■ Source records
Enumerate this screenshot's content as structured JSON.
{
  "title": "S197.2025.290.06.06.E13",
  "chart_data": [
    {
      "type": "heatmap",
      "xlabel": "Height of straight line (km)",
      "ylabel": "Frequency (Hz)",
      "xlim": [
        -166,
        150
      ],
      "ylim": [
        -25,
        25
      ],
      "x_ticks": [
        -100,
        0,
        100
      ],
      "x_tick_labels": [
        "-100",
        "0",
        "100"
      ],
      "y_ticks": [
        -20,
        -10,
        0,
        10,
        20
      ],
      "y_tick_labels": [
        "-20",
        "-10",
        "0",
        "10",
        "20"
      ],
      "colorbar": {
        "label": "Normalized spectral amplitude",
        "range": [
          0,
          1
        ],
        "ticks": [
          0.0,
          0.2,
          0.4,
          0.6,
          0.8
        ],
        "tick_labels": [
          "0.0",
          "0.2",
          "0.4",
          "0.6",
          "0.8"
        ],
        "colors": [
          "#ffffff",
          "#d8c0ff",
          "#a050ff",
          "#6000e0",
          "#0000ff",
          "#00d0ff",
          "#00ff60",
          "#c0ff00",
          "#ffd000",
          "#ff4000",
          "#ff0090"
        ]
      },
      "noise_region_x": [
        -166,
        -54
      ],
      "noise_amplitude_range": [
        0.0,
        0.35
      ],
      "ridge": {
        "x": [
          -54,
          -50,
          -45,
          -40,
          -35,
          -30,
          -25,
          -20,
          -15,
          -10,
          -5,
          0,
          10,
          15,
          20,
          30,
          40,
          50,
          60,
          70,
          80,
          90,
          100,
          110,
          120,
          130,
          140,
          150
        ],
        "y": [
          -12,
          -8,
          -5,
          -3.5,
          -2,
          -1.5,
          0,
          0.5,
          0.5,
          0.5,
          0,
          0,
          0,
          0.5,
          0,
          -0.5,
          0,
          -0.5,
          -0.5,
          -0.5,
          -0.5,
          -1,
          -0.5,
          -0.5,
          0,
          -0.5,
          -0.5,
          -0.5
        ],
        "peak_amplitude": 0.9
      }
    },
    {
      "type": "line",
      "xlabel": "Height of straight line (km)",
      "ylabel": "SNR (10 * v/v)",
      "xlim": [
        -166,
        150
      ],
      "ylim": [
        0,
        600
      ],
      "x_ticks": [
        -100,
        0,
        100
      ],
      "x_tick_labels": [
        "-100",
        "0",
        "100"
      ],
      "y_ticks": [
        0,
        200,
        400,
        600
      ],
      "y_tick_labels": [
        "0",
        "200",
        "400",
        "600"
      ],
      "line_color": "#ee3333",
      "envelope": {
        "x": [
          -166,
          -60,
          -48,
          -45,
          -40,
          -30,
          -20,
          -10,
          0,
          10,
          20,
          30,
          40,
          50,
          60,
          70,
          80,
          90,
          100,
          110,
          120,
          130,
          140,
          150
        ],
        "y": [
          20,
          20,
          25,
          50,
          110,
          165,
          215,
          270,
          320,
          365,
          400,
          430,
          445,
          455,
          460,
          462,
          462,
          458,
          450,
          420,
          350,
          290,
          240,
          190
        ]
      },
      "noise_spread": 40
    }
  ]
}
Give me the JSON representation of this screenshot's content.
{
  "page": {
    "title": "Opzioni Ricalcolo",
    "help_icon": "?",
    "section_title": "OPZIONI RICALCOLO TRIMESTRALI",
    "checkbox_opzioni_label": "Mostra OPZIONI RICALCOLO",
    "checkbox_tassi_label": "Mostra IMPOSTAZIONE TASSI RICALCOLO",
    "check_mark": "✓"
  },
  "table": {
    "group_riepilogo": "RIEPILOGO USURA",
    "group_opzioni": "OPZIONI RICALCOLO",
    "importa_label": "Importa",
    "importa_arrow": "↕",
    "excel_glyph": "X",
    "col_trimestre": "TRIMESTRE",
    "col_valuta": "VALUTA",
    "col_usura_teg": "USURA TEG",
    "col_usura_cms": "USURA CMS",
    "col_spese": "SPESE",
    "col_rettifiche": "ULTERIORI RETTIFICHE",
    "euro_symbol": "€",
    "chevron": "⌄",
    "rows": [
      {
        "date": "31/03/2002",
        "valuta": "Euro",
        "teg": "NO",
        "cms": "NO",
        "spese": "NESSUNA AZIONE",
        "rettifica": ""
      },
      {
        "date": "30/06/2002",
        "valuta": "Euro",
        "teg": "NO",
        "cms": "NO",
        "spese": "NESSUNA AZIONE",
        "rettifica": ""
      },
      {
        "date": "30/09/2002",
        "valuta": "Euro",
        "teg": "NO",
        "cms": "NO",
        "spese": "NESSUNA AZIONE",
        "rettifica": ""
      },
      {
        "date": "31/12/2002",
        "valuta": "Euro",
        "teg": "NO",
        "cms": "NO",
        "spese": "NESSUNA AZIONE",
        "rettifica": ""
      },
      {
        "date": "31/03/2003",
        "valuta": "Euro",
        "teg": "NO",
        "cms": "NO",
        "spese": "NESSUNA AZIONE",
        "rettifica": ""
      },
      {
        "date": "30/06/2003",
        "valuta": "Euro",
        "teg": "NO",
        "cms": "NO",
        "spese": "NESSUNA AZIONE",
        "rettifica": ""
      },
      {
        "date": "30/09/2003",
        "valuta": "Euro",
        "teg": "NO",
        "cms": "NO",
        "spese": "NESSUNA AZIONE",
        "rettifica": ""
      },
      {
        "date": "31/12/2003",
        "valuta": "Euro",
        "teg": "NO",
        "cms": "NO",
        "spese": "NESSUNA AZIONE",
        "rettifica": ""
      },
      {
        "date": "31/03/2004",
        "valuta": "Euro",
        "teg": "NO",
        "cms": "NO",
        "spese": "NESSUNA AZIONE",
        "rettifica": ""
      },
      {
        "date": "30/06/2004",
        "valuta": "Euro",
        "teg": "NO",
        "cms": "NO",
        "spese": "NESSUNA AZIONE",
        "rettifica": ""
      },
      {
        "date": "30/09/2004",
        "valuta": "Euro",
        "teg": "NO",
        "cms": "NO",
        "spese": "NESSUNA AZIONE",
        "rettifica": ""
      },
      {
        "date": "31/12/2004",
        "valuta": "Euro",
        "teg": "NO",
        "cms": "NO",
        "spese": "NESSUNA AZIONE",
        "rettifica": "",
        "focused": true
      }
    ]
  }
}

■ Given task
Each line of the listing should be copied exactly.

■ Reply
Enumerate this screenshot's content as structured JSON.
{
  "title": "S197.2025.290.06.06.E13",
  "chart_data": [
    {
      "type": "heatmap",
      "xlabel": "Height of straight line (km)",
      "ylabel": "Frequency (Hz)",
      "xlim": [
        -166,
        150
      ],
      "ylim": [
        -25,
        25
      ],
      "x_ticks": [
        -100,
        0,
        100
      ],
      "x_tick_labels": [
        "-100",
        "0",
        "100"
      ],
      "y_ticks": [
        -20,
        -10,
        0,
        10,
        20
      ],
      "y_tick_labels": [
        "-20",
        "-10",
        "0",
        "10",
        "20"
      ],
      "colorbar": {
        "label": "Normalized spectral amplitude",
        "range": [
          0,
          1
        ],
        "ticks": [
          0.0,
          0.2,
          0.4,
          0.6,
          0.8
        ],
        "tick_labels": [
          "0.0",
          "0.2",
          "0.4",
          "0.6",
          "0.8"
        ],
        "colors": [
          "#ffffff",
          "#d8c0ff",
          "#a050ff",
          "#6000e0",
          "#0000ff",
          "#00d0ff",
          "#00ff60",
          "#c0ff00",
          "#ffd000",
          "#ff4000",
          "#ff0090"
        ]
      },
      "noise_region_x": [
        -166,
        -54
      ],
      "noise_amplitude_range": [
        0.0,
        0.35
      ],
      "ridge": {
        "x": [
          -54,
          -50,
          -45,
          -40,
          -35,
          -30,
          -25,
          -20,
          -15,
          -10,
          -5,
          0,
          10,
          15,
          20,
          30,
          40,
          50,
          60,
          70,
          80,
          90,
          100,
          110,
          120,
          130,
          140,
          150
        ],
        "y": [
          -12,
          -8,
          -5,
          -3.5,
          -2,
          -1.5,
          0,
          0.5,
          0.5,
          0.5,
          0,
          0,
          0,
          0.5,
          0,
          -0.5,
          0,
          -0.5,
          -0.5,
          -0.5,
          -0.5,
          -1,
          -0.5,
          -0.5,
          0,
          -0.5,
          -0.5,
          -0.5
        ],
        "peak_amplitude": 0.9
      }
    },
    {
      "type": "line",
      "xlabel": "Height of straight line (km)",
      "ylabel": "SNR (10 * v/v)",
      "xlim": [
        -166,
        150
      ],
      "ylim": [
        0,
        600
      ],
      "x_ticks": [
        -100,
        0,
        100
      ],
      "x_tick_labels": [
        "-100",
        "0",
        "100"
      ],
      "y_ticks": [
        0,
        200,
        400,
        600
      ],
      "y_tick_labels": [
        "0",
        "200",
        "400",
        "600"
      ],
      "line_color": "#ee3333",
      "envelope": {
        "x": [
          -166,
          -60,
          -48,
          -45,
          -40,
          -30,
          -20,
          -10,
          0,
          10,
          20,
          30,
          40,
          50,
          60,
          70,
          80,
          90,
          100,
          110,
          120,
          130,
          140,
          150
        ],
        "y": [
          20,
          20,
          25,
          50,
          110,
          165,
          215,
          270,
          320,
          365,
          400,
          430,
          445,
          455,
          460,
          462,
          462,
          458,
          450,
          420,
          350,
          290,
          240,
          190
        ]
      },
      "noise_spread": 40
    }
  ]
}
Give me the JSON representation of this screenshot's content.
{
  "page": {
    "title": "Opzioni Ricalcolo",
    "help_icon": "?",
    "section_title": "OPZIONI RICALCOLO TRIMESTRALI",
    "checkbox_opzioni_label": "Mostra OPZIONI RICALCOLO",
    "checkbox_tassi_label": "Mostra IMPOSTAZIONE TASSI RICALCOLO",
    "check_mark": "✓"
  },
  "table": {
    "group_riepilogo": "RIEPILOGO USURA",
    "group_opzioni": "OPZIONI RICALCOLO",
    "importa_label": "Importa",
    "importa_arrow": "↕",
    "excel_glyph": "X",
    "col_trimestre": "TRIMESTRE",
    "col_valuta": "VALUTA",
    "col_usura_teg": "USURA TEG",
    "col_usura_cms": "USURA CMS",
    "col_spese": "SPESE",
    "col_rettifiche": "ULTERIORI RETTIFICHE",
    "euro_symbol": "€",
    "chevron": "⌄",
    "rows": [
      {
        "date": "31/03/2002",
        "valuta": "Euro",
        "teg": "NO",
        "cms": "NO",
        "spese": "NESSUNA AZIONE",
        "rettifica": ""
      },
      {
        "date": "30/06/2002",
        "valuta": "Euro",
        "teg": "NO",
        "cms": "NO",
        "spese": "NESSUNA AZIONE",
        "rettifica": ""
      },
      {
        "date": "30/09/2002",
        "valuta": "Euro",
        "teg": "NO",
        "cms": "NO",
        "spese": "NESSUNA AZIONE",
        "rettifica": ""
      },
      {
        "date": "31/12/2002",
        "valuta": "Euro",
        "teg": "NO",
        "cms": "NO",
        "spese": "NESSUNA AZIONE",
        "rettifica": ""
      },
      {
        "date": "31/03/2003",
        "valuta": "Euro",
        "teg": "NO",
        "cms": "NO",
        "spese": "NESSUNA AZIONE",
        "rettifica": ""
      },
      {
        "date": "30/06/2003",
        "valuta": "Euro",
        "teg": "NO",
        "cms": "NO",
        "spese": "NESSUNA AZIONE",
        "rettifica": ""
      },
      {
        "date": "30/09/2003",
        "valuta": "Euro",
        "teg": "NO",
        "cms": "NO",
        "spese": "NESSUNA AZIONE",
        "rettifica": ""
      },
      {
        "date": "31/12/2003",
        "valuta": "Euro",
        "teg": "NO",
        "cms": "NO",
        "spese": "NESSUNA AZIONE",
        "rettifica": ""
      },
      {
        "date": "31/03/2004",
        "valuta": "Euro",
        "teg": "NO",
        "cms": "NO",
        "spese": "NESSUNA AZIONE",
        "rettifica": ""
      },
      {
        "date": "30/06/2004",
        "valuta": "Euro",
        "teg": "NO",
        "cms": "NO",
        "spese": "NESSUNA AZIONE",
        "rettifica": ""
      },
      {
        "date": "30/09/2004",
        "valuta": "Euro",
        "teg": "NO",
        "cms": "NO",
        "spese": "NESSUNA AZIONE",
        "rettifica": ""
      },
      {
        "date": "31/12/2004",
        "valuta": "Euro",
        "teg": "NO",
        "cms": "NO",
        "spese": "NESSUNA AZIONE",
        "rettifica": "",
        "focused": true
      }
    ]
  }
}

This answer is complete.